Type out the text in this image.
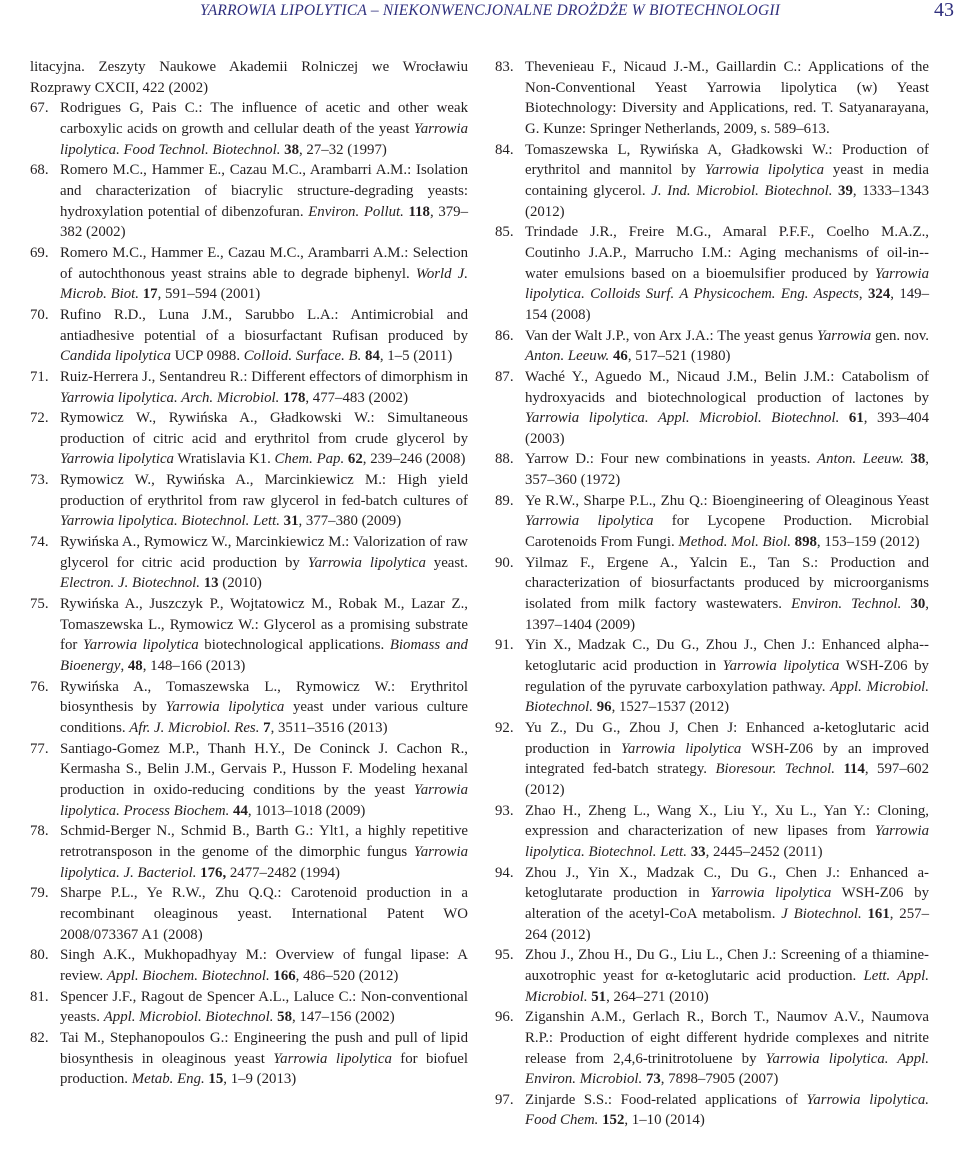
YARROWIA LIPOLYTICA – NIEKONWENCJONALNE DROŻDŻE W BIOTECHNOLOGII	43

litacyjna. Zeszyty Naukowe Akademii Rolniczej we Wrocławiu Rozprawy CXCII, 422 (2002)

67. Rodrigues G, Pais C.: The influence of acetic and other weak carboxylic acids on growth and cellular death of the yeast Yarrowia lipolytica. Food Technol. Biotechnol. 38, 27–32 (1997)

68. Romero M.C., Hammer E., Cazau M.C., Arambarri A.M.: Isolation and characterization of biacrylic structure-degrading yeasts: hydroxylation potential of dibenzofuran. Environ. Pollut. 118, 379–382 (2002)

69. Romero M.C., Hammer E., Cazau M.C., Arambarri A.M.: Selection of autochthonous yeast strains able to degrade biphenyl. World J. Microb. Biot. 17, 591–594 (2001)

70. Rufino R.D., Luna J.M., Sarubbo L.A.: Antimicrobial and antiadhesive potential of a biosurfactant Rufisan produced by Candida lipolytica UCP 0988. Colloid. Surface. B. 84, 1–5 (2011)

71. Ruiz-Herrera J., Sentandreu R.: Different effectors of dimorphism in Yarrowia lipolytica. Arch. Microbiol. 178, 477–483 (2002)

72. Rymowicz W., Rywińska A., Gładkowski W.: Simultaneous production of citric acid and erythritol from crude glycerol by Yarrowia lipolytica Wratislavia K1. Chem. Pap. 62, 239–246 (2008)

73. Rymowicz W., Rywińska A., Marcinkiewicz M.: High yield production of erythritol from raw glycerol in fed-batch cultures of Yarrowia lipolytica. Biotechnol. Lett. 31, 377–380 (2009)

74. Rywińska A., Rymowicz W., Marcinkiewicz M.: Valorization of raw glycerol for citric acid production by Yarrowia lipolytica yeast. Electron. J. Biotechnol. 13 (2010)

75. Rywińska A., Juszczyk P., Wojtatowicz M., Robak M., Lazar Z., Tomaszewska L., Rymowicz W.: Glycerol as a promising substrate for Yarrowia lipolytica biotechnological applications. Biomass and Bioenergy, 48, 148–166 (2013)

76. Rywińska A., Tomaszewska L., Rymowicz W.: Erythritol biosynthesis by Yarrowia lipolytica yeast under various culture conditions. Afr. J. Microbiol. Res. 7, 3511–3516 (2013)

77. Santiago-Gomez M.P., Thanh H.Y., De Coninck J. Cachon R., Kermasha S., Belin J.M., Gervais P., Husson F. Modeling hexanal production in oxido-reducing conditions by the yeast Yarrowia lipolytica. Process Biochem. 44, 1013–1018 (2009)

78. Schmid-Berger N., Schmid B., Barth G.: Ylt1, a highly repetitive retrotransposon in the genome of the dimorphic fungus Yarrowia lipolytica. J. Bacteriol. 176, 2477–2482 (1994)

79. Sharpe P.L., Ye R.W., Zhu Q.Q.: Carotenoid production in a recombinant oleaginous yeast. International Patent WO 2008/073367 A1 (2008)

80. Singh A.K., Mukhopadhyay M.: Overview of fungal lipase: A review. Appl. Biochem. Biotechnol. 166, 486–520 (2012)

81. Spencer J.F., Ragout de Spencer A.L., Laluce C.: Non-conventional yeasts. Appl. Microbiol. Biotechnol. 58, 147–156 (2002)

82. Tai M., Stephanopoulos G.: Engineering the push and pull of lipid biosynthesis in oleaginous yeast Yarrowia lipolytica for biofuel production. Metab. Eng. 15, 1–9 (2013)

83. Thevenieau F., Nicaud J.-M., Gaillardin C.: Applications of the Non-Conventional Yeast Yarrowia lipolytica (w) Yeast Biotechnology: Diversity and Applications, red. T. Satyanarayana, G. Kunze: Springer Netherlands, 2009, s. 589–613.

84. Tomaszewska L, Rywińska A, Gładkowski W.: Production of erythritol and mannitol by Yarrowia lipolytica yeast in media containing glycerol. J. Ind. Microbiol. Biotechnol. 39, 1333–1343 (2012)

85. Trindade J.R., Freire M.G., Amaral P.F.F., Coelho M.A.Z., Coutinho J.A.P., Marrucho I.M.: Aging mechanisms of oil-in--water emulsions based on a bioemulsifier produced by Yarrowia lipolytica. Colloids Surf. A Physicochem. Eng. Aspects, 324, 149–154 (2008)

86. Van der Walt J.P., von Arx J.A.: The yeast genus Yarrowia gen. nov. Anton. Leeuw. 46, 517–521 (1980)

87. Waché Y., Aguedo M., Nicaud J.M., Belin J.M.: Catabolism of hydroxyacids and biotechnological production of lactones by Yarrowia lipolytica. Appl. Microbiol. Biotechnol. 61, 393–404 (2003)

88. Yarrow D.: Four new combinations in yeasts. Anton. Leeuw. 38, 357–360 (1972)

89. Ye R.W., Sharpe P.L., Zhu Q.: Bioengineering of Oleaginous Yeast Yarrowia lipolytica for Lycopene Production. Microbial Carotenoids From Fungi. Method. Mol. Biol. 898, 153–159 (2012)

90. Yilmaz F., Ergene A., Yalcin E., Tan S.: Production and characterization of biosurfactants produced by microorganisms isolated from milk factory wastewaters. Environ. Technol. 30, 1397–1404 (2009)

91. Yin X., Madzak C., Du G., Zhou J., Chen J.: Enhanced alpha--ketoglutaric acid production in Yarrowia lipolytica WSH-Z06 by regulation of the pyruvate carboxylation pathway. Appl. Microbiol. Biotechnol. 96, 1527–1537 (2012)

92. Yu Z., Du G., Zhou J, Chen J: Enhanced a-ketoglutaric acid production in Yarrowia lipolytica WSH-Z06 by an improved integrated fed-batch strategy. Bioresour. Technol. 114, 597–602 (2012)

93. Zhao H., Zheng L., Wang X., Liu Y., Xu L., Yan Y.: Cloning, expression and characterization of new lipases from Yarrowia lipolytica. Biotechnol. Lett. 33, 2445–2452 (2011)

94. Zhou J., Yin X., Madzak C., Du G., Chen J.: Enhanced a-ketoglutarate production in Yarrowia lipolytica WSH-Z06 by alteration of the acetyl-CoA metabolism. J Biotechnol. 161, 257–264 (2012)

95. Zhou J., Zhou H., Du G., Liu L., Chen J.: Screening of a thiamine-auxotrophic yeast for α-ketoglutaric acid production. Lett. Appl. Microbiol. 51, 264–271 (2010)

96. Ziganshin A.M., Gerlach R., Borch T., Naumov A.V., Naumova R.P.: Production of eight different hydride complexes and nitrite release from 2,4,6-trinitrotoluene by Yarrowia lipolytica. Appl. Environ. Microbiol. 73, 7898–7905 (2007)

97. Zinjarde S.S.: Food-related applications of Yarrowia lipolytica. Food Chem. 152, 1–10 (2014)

++++++

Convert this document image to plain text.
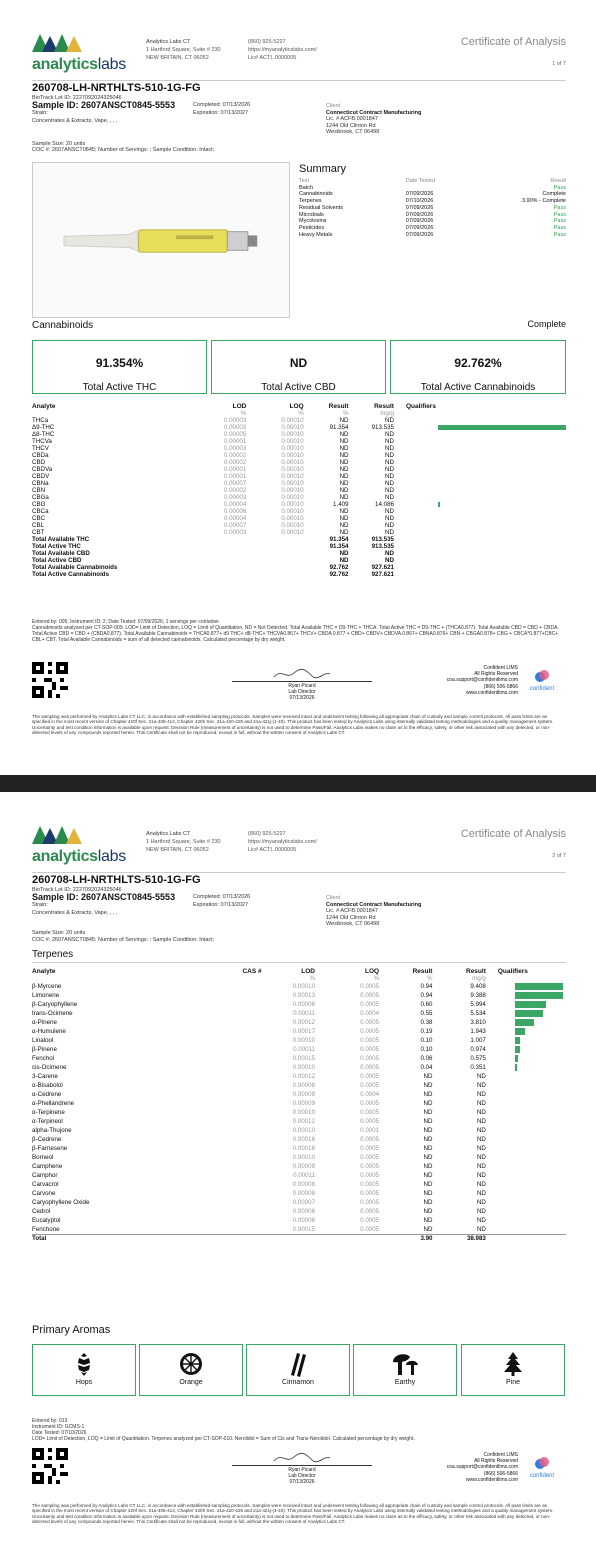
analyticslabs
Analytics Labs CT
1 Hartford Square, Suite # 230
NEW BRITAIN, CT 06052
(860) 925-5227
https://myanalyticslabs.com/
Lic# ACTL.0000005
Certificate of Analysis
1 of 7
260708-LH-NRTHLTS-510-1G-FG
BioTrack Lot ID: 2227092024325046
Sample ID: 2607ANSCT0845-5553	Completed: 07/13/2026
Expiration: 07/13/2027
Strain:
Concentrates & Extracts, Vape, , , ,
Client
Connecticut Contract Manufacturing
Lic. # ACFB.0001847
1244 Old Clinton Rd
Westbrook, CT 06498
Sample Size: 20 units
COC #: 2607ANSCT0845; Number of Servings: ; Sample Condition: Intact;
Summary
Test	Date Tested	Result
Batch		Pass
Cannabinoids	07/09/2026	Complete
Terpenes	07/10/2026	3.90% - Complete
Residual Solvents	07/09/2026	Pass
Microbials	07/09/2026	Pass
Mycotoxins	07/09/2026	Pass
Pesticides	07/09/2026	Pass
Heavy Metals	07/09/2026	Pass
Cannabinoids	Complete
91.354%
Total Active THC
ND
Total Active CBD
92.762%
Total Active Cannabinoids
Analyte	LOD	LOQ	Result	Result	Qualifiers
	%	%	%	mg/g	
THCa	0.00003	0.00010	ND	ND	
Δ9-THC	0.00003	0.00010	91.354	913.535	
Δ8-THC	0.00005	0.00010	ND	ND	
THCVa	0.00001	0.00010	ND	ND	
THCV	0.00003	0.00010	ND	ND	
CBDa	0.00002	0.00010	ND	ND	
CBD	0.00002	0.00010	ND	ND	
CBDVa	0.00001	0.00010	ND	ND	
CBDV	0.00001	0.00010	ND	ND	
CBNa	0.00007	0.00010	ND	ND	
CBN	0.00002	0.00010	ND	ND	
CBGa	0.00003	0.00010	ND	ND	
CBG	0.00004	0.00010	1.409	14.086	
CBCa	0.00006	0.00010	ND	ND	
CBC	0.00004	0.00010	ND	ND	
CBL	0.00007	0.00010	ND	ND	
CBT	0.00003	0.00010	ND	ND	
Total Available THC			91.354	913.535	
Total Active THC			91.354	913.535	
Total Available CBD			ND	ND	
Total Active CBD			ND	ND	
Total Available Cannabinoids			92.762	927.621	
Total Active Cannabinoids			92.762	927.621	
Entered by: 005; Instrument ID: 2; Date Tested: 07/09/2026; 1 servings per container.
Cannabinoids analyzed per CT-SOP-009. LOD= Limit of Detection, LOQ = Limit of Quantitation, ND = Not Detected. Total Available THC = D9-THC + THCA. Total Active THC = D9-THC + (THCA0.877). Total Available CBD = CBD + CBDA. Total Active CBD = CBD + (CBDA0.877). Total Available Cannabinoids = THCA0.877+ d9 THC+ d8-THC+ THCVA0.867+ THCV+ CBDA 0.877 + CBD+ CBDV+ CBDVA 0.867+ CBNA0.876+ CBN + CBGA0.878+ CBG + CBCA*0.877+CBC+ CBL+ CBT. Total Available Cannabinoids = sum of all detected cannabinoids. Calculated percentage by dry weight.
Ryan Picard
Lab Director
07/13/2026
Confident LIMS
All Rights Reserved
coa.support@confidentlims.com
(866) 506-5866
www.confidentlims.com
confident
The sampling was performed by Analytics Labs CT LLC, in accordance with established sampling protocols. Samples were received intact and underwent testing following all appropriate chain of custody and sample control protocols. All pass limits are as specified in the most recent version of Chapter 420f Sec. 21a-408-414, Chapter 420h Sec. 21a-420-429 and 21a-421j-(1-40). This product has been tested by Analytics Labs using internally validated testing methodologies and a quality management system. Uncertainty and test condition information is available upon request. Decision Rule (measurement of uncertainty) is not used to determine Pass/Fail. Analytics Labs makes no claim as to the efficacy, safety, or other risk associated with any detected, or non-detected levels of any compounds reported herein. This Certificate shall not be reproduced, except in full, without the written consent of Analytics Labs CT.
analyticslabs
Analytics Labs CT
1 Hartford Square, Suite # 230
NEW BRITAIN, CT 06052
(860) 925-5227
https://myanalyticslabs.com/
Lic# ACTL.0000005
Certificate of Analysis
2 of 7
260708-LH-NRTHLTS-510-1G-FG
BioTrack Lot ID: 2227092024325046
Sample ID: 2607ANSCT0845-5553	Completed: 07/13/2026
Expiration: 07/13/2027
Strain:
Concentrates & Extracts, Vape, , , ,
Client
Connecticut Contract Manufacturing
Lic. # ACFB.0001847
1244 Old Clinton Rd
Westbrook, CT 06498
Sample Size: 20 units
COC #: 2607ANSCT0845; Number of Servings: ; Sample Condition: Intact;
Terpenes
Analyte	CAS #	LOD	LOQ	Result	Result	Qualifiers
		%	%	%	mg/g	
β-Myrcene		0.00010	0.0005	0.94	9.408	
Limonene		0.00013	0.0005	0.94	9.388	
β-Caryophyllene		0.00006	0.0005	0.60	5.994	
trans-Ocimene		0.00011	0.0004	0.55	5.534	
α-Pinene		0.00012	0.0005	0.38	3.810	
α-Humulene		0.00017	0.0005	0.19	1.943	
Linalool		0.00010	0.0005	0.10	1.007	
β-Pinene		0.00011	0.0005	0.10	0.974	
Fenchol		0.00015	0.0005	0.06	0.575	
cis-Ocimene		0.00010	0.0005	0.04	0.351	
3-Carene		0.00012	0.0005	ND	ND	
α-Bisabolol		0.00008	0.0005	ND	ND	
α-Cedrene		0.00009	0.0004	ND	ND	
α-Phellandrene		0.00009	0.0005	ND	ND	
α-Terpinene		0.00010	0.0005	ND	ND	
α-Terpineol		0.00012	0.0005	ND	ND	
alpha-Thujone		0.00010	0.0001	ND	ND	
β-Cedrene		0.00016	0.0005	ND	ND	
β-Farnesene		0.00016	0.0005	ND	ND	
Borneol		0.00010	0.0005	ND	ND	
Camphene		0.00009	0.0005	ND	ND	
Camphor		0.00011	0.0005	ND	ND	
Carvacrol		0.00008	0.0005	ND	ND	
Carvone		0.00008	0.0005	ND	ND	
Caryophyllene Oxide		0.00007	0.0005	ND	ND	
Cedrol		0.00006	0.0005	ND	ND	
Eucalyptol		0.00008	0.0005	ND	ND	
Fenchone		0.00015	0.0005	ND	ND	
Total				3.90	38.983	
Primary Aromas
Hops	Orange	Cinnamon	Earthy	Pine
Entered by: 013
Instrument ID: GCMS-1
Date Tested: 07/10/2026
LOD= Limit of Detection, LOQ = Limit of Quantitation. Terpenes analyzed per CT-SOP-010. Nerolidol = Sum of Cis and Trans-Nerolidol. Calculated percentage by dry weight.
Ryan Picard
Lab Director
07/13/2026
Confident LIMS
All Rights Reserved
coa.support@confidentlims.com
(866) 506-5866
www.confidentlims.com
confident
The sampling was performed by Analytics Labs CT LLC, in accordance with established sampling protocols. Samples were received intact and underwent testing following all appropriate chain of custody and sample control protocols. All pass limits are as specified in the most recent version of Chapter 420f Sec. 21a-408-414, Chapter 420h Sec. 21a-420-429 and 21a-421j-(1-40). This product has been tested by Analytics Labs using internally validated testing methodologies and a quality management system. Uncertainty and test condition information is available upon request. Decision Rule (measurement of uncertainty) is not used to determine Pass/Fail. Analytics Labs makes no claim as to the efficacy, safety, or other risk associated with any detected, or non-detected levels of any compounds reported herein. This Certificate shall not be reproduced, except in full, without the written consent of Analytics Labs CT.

++++++

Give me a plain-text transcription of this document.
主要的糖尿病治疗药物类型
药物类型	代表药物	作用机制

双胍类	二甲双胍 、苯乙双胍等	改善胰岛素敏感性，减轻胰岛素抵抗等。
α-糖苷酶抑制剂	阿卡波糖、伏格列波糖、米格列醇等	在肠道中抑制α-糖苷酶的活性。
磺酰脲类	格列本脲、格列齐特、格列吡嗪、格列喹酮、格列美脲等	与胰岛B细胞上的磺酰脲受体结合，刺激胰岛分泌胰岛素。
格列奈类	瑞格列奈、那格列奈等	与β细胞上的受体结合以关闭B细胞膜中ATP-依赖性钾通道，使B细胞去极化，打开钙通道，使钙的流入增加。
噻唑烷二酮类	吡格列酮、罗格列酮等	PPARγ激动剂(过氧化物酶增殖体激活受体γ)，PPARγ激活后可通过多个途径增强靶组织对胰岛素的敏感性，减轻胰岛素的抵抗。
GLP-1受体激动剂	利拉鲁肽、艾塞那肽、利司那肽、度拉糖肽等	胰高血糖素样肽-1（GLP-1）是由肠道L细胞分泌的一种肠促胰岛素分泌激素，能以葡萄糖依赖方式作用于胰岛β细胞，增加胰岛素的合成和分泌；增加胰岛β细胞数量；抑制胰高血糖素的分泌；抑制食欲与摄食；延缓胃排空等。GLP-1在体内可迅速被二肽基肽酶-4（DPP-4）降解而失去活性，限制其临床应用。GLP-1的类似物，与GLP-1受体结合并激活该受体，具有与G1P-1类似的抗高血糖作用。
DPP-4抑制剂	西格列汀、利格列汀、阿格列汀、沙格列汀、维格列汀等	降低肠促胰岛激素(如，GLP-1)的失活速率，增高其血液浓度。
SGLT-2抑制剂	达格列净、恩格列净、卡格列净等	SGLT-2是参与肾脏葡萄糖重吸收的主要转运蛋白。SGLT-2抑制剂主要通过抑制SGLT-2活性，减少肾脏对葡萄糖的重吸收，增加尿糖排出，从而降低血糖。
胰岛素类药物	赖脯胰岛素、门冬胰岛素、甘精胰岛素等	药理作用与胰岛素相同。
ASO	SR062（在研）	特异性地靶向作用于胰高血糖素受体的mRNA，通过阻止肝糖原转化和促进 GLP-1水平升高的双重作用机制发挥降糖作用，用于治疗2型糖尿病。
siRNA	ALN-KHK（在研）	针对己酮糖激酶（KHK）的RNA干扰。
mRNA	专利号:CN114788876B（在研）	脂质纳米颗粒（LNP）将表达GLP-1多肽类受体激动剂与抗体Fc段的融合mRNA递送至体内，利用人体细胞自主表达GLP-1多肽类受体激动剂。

++++++

WHAT TO WORK ON: Find the word "Quantitation" in the records, and report each line that has it.

EXERCISE ANSWER:
Cannabinoids analyzed per CT-SOP-009. LOD= Limit of Detection, LOQ = Limit of Quantitation, ND = Not Detected. Total Available THC = D9-THC + THCA. Total Active THC = D9-THC + (THCA0.877). Total Available CBD = CBD + CBDA. Total Active CBD = CBD + (CBDA0.877). Total Available Cannabinoids = THCA0.877+ d9 THC+ d8-THC+ THCVA0.867+ THCV+ CBDA 0.877 + CBD+ CBDV+ CBDVA 0.867+ CBNA0.876+ CBN + CBGA0.878+ CBG + CBCA*0.877+CBC+ CBL+ CBT. Total Available Cannabinoids = sum of all detected cannabinoids. Calculated percentage by dry weight.
LOD= Limit of Detection, LOQ = Limit of Quantitation. Terpenes analyzed per CT-SOP-010. Nerolidol = Sum of Cis and Trans-Nerolidol. Calculated percentage by dry weight.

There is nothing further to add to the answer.